AVAILABLE RECORDS:

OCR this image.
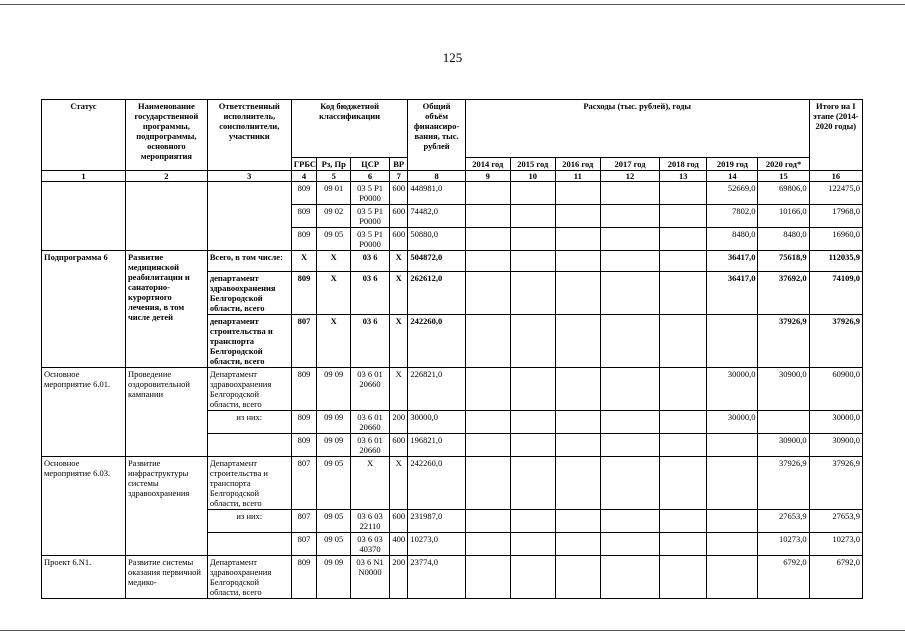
125
Статус	Наименование государственной программы, подпрограммы, основного мероприятия	Ответственный исполнитель, соисполнители, участники	Код бюджетной классификации				Общий объём финансиро-вания, тыс. рублей	Расходы (тыс. рублей), годы							Итого на I этапе (2014-2020 годы)
			ГРБС	Рз, Пр	ЦСР	ВР		2014 год	2015 год	2016 год	2017 год	2018 год	2019 год	2020 год*	
1	2	3	4	5	6	7	8	9	10	11	12	13	14	15	16
			809	09 01	03 5 Р1 Р0000	600	448981,0						52669,0	69806,0	122475,0
			809	09 02	03 5 Р1 Р0000	600	74482,0						7802,0	10166,0	17968,0
			809	09 05	03 5 Р1 Р0000	600	50880,0						8480,0	8480,0	16960,0
Подпрограмма 6	Развитие медицинской реабилитации и санаторно-курортного лечения, в том числе детей	Всего, в том числе:	Х	Х	03 6	Х	504872,0						36417,0	75618,9	112035,9
		департамент здравоохранения Белгородской области, всего	809	Х	03 6	Х	262612,0						36417,0	37692,0	74109,0
		департамент строительства и транспорта Белгородской области, всего	807	Х	03 6	Х	242260,0							37926,9	37926,9
Основное мероприятие 6.01.	Проведение оздоровительной кампании	Департамент здравоохранения Белгородской области, всего	809	09 09	03 6 01 20660	Х	226821,0						30000,0	30900,0	60900,0
		из них:	809	09 09	03 6 01 20660	200	30000,0						30000,0		30000,0
			809	09 09	03 6 01 20660	600	196821,0							30900,0	30900,0
Основное мероприятие 6.03.	Развитие инфраструктуры системы здравоохранения	Департамент строительства и транспорта Белгородской области, всего	807	09 05	Х	Х	242260,0							37926,9	37926,9
		из них:	807	09 05	03 6 03 22110	600	231987,0							27653,9	27653,9
			807	09 05	03 6 03 40370	400	10273,0							10273,0	10273,0
Проект 6.N1.	Развитие системы оказания первичной медико-	Департамент здравоохранения Белгородской области, всего	809	09 09	03 6 N1 N0000	200	23774,0							6792,0	6792,0
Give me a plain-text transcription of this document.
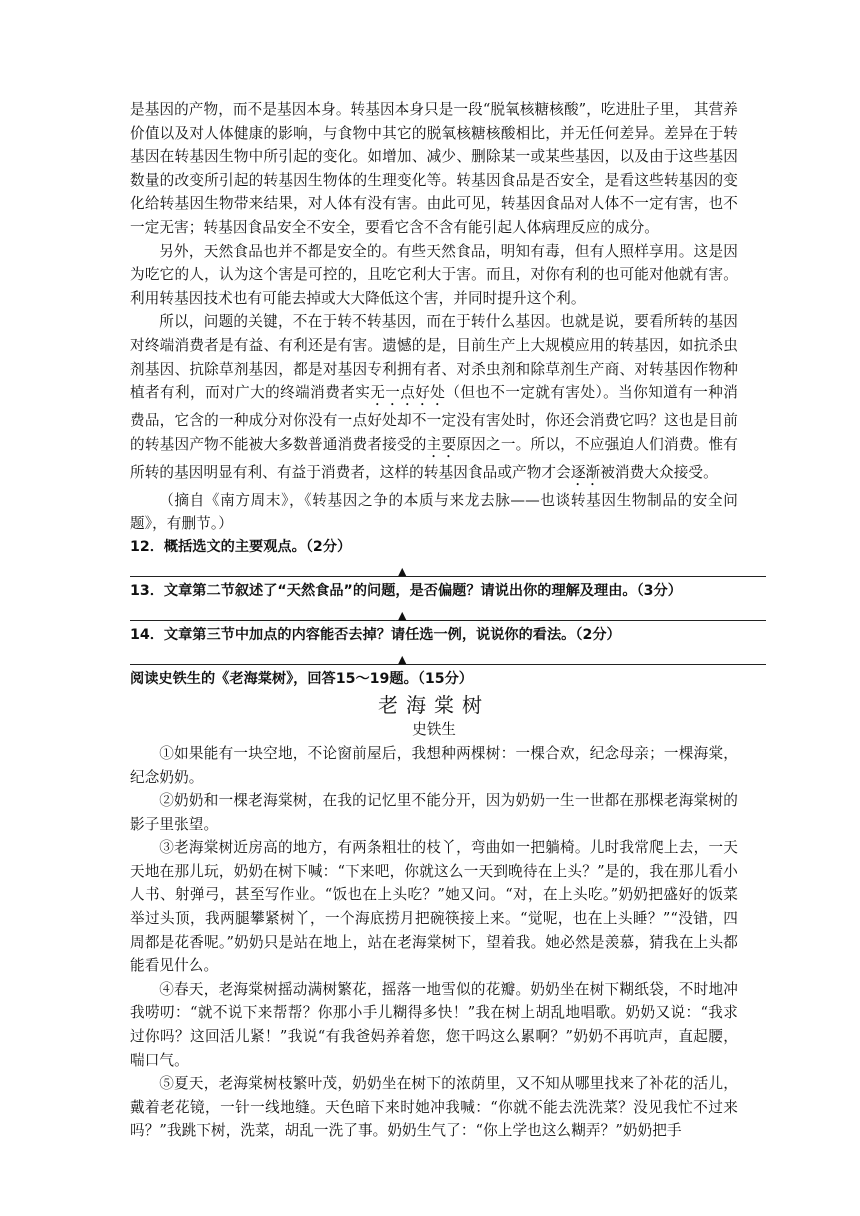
是基因的产物，而不是基因本身。转基因本身只是一段“脱氧核糖核酸”，吃进肚子里， 其营养价值以及对人体健康的影响，与食物中其它的脱氧核糖核酸相比，并无任何差异。差异在于转基因在转基因生物中所引起的变化。如增加、减少、删除某一或某些基因，以及由于这些基因数量的改变所引起的转基因生物体的生理变化等。转基因食品是否安全，是看这些转基因的变化给转基因生物带来结果，对人体有没有害。由此可见，转基因食品对人体不一定有害，也不一定无害；转基因食品安全不安全，要看它含不含有能引起人体病理反应的成分。

另外，天然食品也并不都是安全的。有些天然食品，明知有毒，但有人照样享用。这是因为吃它的人，认为这个害是可控的，且吃它利大于害。而且，对你有利的也可能对他就有害。利用转基因技术也有可能去掉或大大降低这个害，并同时提升这个利。

所以，问题的关键，不在于转不转基因，而在于转什么基因。也就是说，要看所转的基因对终端消费者是有益、有利还是有害。遗憾的是，目前生产上大规模应用的转基因，如抗杀虫剂基因、抗除草剂基因，都是对基因专利拥有者、对杀虫剂和除草剂生产商、对转基因作物种植者有利，而对广大的终端消费者实无一点好处（但也不一定就有害处）。当你知道有一种消费品，它含的一种成分对你没有一点好处却不一定没有害处时，你还会消费它吗？这也是目前的转基因产物不能被大多数普通消费者接受的主要原因之一。所以，不应强迫人们消费。惟有所转的基因明显有利、有益于消费者，这样的转基因食品或产物才会逐渐被消费大众接受。

（摘自《南方周末》，《转基因之争的本质与来龙去脉——也谈转基因生物制品的安全问题》，有删节。）

12．概括选文的主要观点。（2分）

▲

13．文章第二节叙述了“天然食品”的问题，是否偏题？请说出你的理解及理由。（3分）

▲

14．文章第三节中加点的内容能否去掉？请任选一例，说说你的看法。（2分）

▲

阅读史铁生的《老海棠树》，回答15～19题。（15分）

老海棠树

史铁生

①如果能有一块空地，不论窗前屋后，我想种两棵树：一棵合欢，纪念母亲；一棵海棠，纪念奶奶。

②奶奶和一棵老海棠树，在我的记忆里不能分开，因为奶奶一生一世都在那棵老海棠树的影子里张望。

③老海棠树近房高的地方，有两条粗壮的枝丫，弯曲如一把躺椅。儿时我常爬上去，一天天地在那儿玩，奶奶在树下喊：“下来吧，你就这么一天到晚待在上头？”是的，我在那儿看小人书、射弹弓，甚至写作业。“饭也在上头吃？”她又问。“对，在上头吃。”奶奶把盛好的饭菜举过头顶，我两腿攀紧树丫，一个海底捞月把碗筷接上来。“觉呢，也在上头睡？”“没错，四周都是花香呢。”奶奶只是站在地上，站在老海棠树下，望着我。她必然是羡慕，猜我在上头都能看见什么。

④春天，老海棠树摇动满树繁花，摇落一地雪似的花瓣。奶奶坐在树下糊纸袋，不时地冲我唠叨：“就不说下来帮帮？你那小手儿糊得多快！”我在树上胡乱地唱歌。奶奶又说：“我求过你吗？这回活儿紧！”我说“有我爸妈养着您，您干吗这么累啊？”奶奶不再吭声，直起腰，喘口气。

⑤夏天，老海棠树枝繁叶茂，奶奶坐在树下的浓荫里，又不知从哪里找来了补花的活儿，戴着老花镜，一针一线地缝。天色暗下来时她冲我喊：“你就不能去洗洗菜？没见我忙不过来吗？”我跳下树，洗菜，胡乱一洗了事。奶奶生气了：“你上学也这么糊弄？”奶奶把手
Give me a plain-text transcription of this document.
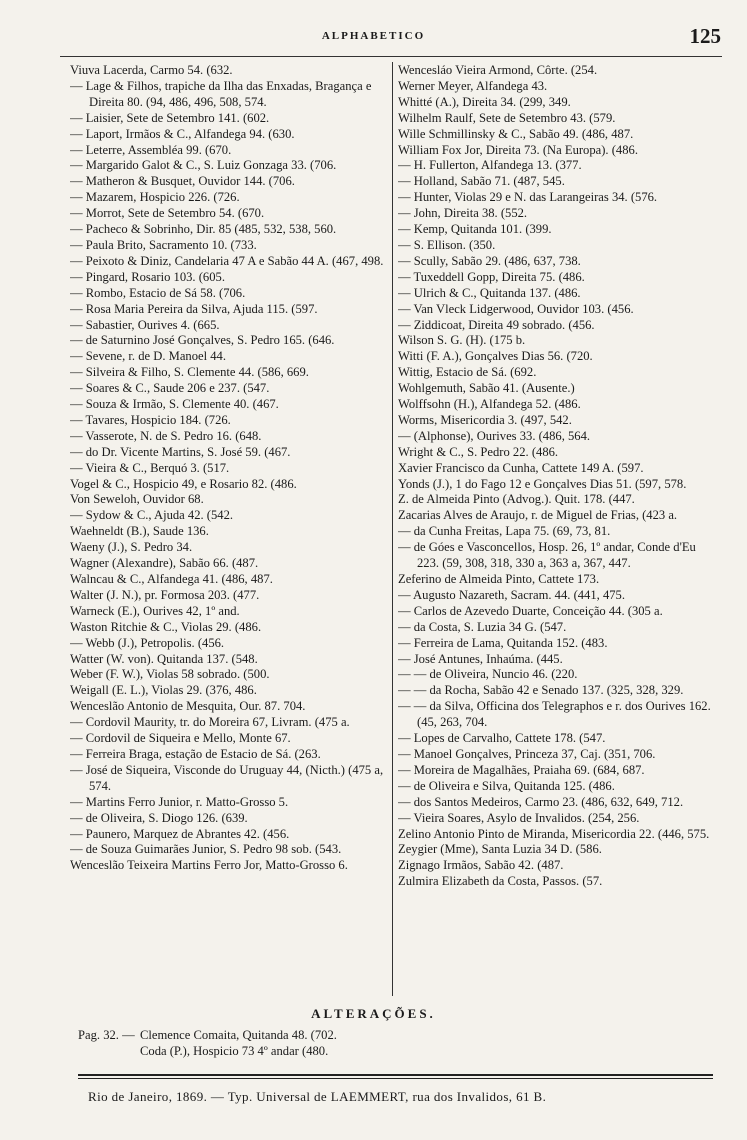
ALPHABETICO	125
Viuva Lacerda, Carmo 54. (632.
— Lage & Filhos, trapiche da Ilha das Enxadas, Bragança e Direita 80. (94, 486, 496, 508, 574.
— Laisier, Sete de Setembro 141. (602.
— Laport, Irmãos & C., Alfandega 94. (630.
— Leterre, Assembléa 99. (670.
— Margarido Galot & C., S. Luiz Gonzaga 33. (706.
— Matheron & Busquet, Ouvidor 144. (706.
— Mazarem, Hospicio 226. (726.
— Morrot, Sete de Setembro 54. (670.
— Pacheco & Sobrinho, Dir. 85 (485, 532, 538, 560.
— Paula Brito, Sacramento 10. (733.
— Peixoto & Diniz, Candelaria 47 A e Sabão 44 A. (467, 498.
— Pingard, Rosario 103. (605.
— Rombo, Estacio de Sá 58. (706.
— Rosa Maria Pereira da Silva, Ajuda 115. (597.
— Sabastier, Ourives 4. (665.
— de Saturnino José Gonçalves, S. Pedro 165. (646.
— Sevene, r. de D. Manoel 44.
— Silveira & Filho, S. Clemente 44. (586, 669.
— Soares & C., Saude 206 e 237. (547.
— Souza & Irmão, S. Clemente 40. (467.
— Tavares, Hospicio 184. (726.
— Vasserote, N. de S. Pedro 16. (648.
— do Dr. Vicente Martins, S. José 59. (467.
— Vieira & C., Berquó 3. (517.
Vogel & C., Hospicio 49, e Rosario 82. (486.
Von Seweloh, Ouvidor 68.
— Sydow & C., Ajuda 42. (542.
Waehneldt (B.), Saude 136.
Waeny (J.), S. Pedro 34.
Wagner (Alexandre), Sabão 66. (487.
Walncau & C., Alfandega 41. (486, 487.
Walter (J. N.), pr. Formosa 203. (477.
Warneck (E.), Ourives 42, 1º and.
Waston Ritchie & C., Violas 29. (486.
— Webb (J.), Petropolis. (456.
Watter (W. von). Quitanda 137. (548.
Weber (F. W.), Violas 58 sobrado. (500.
Weigall (E. L.), Violas 29. (376, 486.
Wenceslão Antonio de Mesquita, Our. 87. 704.
— Cordovil Maurity, tr. do Moreira 67, Livram. (475 a.
— Cordovil de Siqueira e Mello, Monte 67.
— Ferreira Braga, estação de Estacio de Sá. (263.
— José de Siqueira, Visconde do Uruguay 44, (Nicth.) (475 a, 574.
— Martins Ferro Junior, r. Matto-Grosso 5.
— de Oliveira, S. Diogo 126. (639.
— Paunero, Marquez de Abrantes 42. (456.
— de Souza Guimarães Junior, S. Pedro 98 sob. (543.
Wenceslão Teixeira Martins Ferro Jor, Matto-Grosso 6.
Wencesláo Vieira Armond, Côrte. (254.
Werner Meyer, Alfandega 43.
Whitté (A.), Direita 34. (299, 349.
Wilhelm Raulf, Sete de Setembro 43. (579.
Wille Schmillinsky & C., Sabão 49. (486, 487.
William Fox Jor, Direita 73. (Na Europa). (486.
— H. Fullerton, Alfandega 13. (377.
— Holland, Sabão 71. (487, 545.
— Hunter, Violas 29 e N. das Larangeiras 34. (576.
— John, Direita 38. (552.
— Kemp, Quitanda 101. (399.
— S. Ellison. (350.
— Scully, Sabão 29. (486, 637, 738.
— Tuxeddell Gopp, Direita 75. (486.
— Ulrich & C., Quitanda 137. (486.
— Van Vleck Lidgerwood, Ouvidor 103. (456.
— Ziddicoat, Direita 49 sobrado. (456.
Wilson S. G. (H). (175 b.
Witti (F. A.), Gonçalves Dias 56. (720.
Wittig, Estacio de Sá. (692.
Wohlgemuth, Sabão 41. (Ausente.)
Wolffsohn (H.), Alfandega 52. (486.
Worms, Misericordia 3. (497, 542.
— (Alphonse), Ourives 33. (486, 564.
Wright & C., S. Pedro 22. (486.
Xavier Francisco da Cunha, Cattete 149 A. (597.
Yonds (J.), 1 do Fago 12 e Gonçalves Dias 51. (597, 578.
Z. de Almeida Pinto (Advog.). Quit. 178. (447.
Zacarias Alves de Araujo, r. de Miguel de Frias, (423 a.
— da Cunha Freitas, Lapa 75. (69, 73, 81.
— de Góes e Vasconcellos, Hosp. 26, 1º andar, Conde d'Eu 223. (59, 308, 318, 330 a, 363 a, 367, 447.
Zeferino de Almeida Pinto, Cattete 173.
— Augusto Nazareth, Sacram. 44. (441, 475.
— Carlos de Azevedo Duarte, Conceição 44. (305 a.
— da Costa, S. Luzia 34 G. (547.
— Ferreira de Lama, Quitanda 152. (483.
— José Antunes, Inhaúma. (445.
— — de Oliveira, Nuncio 46. (220.
— — da Rocha, Sabão 42 e Senado 137. (325, 328, 329.
— — da Silva, Officina dos Telegraphos e r. dos Ourives 162. (45, 263, 704.
— Lopes de Carvalho, Cattete 178. (547.
— Manoel Gonçalves, Princeza 37, Caj. (351, 706.
— Moreira de Magalhães, Praiaha 69. (684, 687.
— de Oliveira e Silva, Quitanda 125. (486.
— dos Santos Medeiros, Carmo 23. (486, 632, 649, 712.
— Vieira Soares, Asylo de Invalidos. (254, 256.
Zelino Antonio Pinto de Miranda, Misericordia 22. (446, 575.
Zeygier (Mme), Santa Luzia 34 D. (586.
Zignago Irmãos, Sabão 42. (487.
Zulmira Elizabeth da Costa, Passos. (57.
ALTERAÇÕES.
Pag. 32. — Clemence Comaita, Quitanda 48. (702.
Coda (P.), Hospicio 73 4º andar (480.
Rio de Janeiro, 1869. — Typ. Universal de LAEMMERT, rua dos Invalidos, 61 B.
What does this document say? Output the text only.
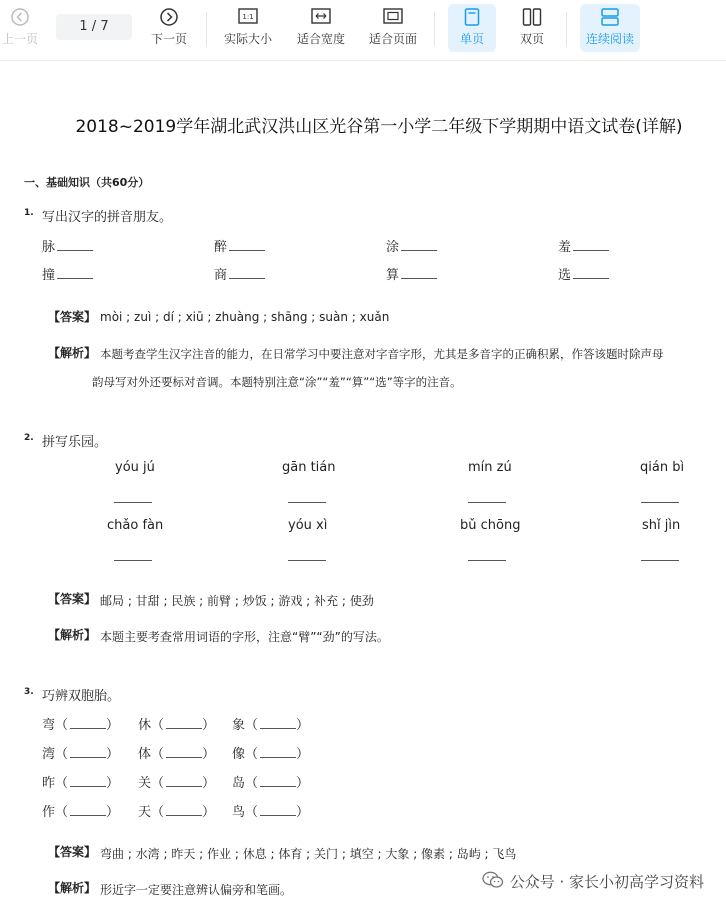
上一页
1 / 7
下一页
1:1
实际大小	适合宽度	适合页面	单页	双页	连续阅读
2018~2019学年湖北武汉洪山区光谷第一小学二年级下学期期中语文试卷(详解)
一、基础知识（共60分）
1. 写出汉字的拼音朋友。
脉	醉	涂	羞
撞	商	算	选
【答案】 mòi ; zuì ; dí ; xiū ; zhuàng ; shāng ; suàn ; xuǎn
【解析】 本题考查学生汉字注音的能力，在日常学习中要注意对字音字形，尤其是多音字的正确积累，作答该题时除声母
韵母写对外还要标对音调。本题特别注意“涂”“羞”“算”“选”等字的注音。
2. 拼写乐园。
yóu jú	gān tián	mín zú	qián bì
chǎo fàn	yóu xì	bǔ chōng	shǐ jìn
【答案】 邮局 ; 甘甜 ; 民族 ; 前臂 ; 炒饭 ; 游戏 ; 补充 ; 使劲
【解析】 本题主要考查常用词语的字形，注意“臂”“劲”的写法。
3. 巧辨双胞胎。
弯（	） 休（	） 象（	）
湾（	） 体（	） 像（	）
昨（	） 关（	） 岛（	）
作（	） 天（	） 鸟（	）
【答案】 弯曲 ; 水湾 ; 昨天 ; 作业 ; 休息 ; 体育 ; 关门 ; 填空 ; 大象 ; 像素 ; 岛屿 ; 飞鸟
【解析】 形近字一定要注意辨认偏旁和笔画。	公众号 · 家长小初高学习资料
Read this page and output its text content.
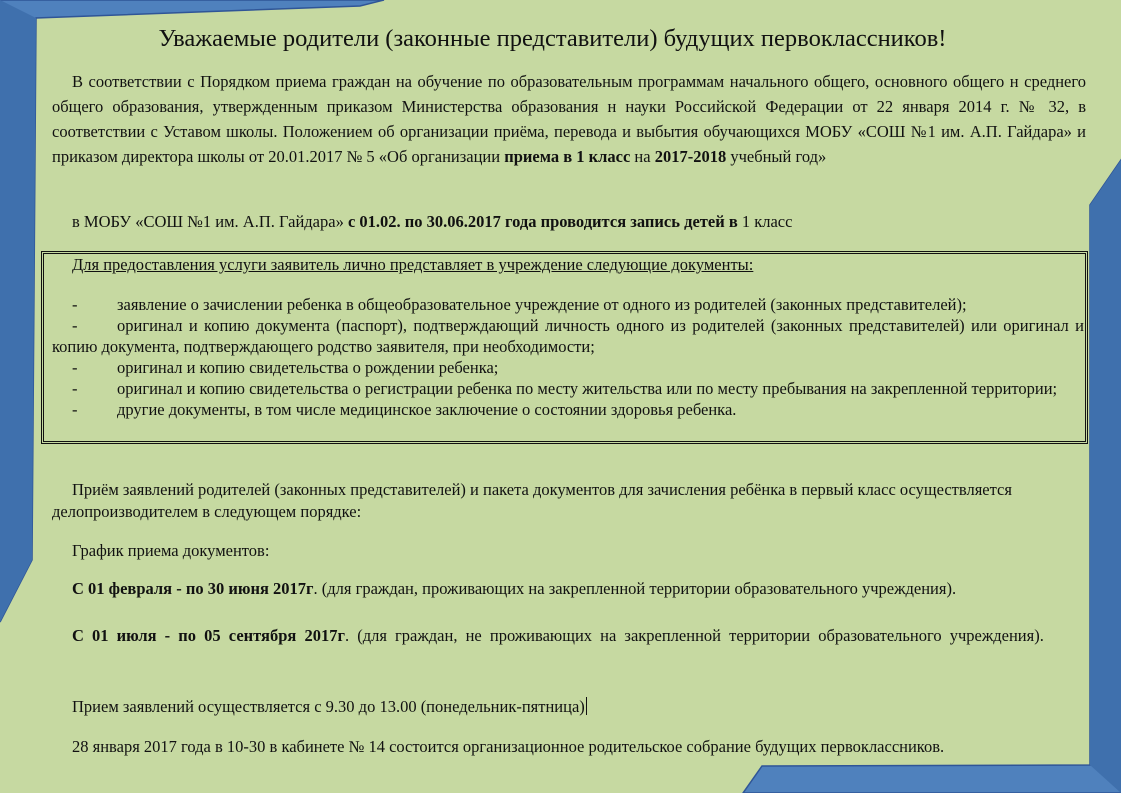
Уважаемые родители (законные представители) будущих первоклассников!
В соответствии с Порядком приема граждан на обучение по образовательным программам начального общего, основного общего н среднего общего образования, утвержденным приказом Министерства образования н науки Российской Федерации от 22 января 2014 г. № 32, в соответствии с Уставом школы. Положением об организации приёма, перевода и выбытия обучающихся МОБУ «СОШ №1 им. А.П. Гайдара» и приказом директора школы от 20.01.2017 № 5 «Об организации приема в 1 класс на 2017-2018 учебный год»
в МОБУ «СОШ №1 им. А.П. Гайдара» с 01.02. по 30.06.2017 года проводится запись детей в 1 класс
Для предоставления услуги заявитель лично представляет в учреждение следующие документы:
- заявление о зачислении ребенка в общеобразовательное учреждение от одного из родителей (законных представителей);
- оригинал и копию документа (паспорт), подтверждающий личность одного из родителей (законных представителей) или оригинал и копию документа, подтверждающего родство заявителя, при необходимости;
- оригинал и копию свидетельства о рождении ребенка;
- оригинал и копию свидетельства о регистрации ребенка по месту жительства или по месту пребывания на закрепленной территории;
- другие документы, в том числе медицинское заключение о состоянии здоровья ребенка.
Приём заявлений родителей (законных представителей) и пакета документов для зачисления ребёнка в первый класс осуществляется делопроизводителем в следующем порядке:
График приема документов:
С 01 февраля - по 30 июня 2017г. (для граждан, проживающих на закрепленной территории образовательного учреждения).
С 01 июля - по 05 сентября 2017г. (для граждан, не проживающих на закрепленной территории образовательного учреждения).
Прием заявлений осуществляется с 9.30 до 13.00 (понедельник-пятница)
28 января 2017 года в 10-30 в кабинете № 14 состоится организационное родительское собрание будущих первоклассников.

YOUR INSTRUCTIONS: Copy all lines from the listing that contain "Siqueira".

OUTPUT OF THE TASK:
— Cordovil de Siqueira e Mello, Monte 67.
— José de Siqueira, Visconde do Uruguay 44, (Nicth.) (475 a, 574.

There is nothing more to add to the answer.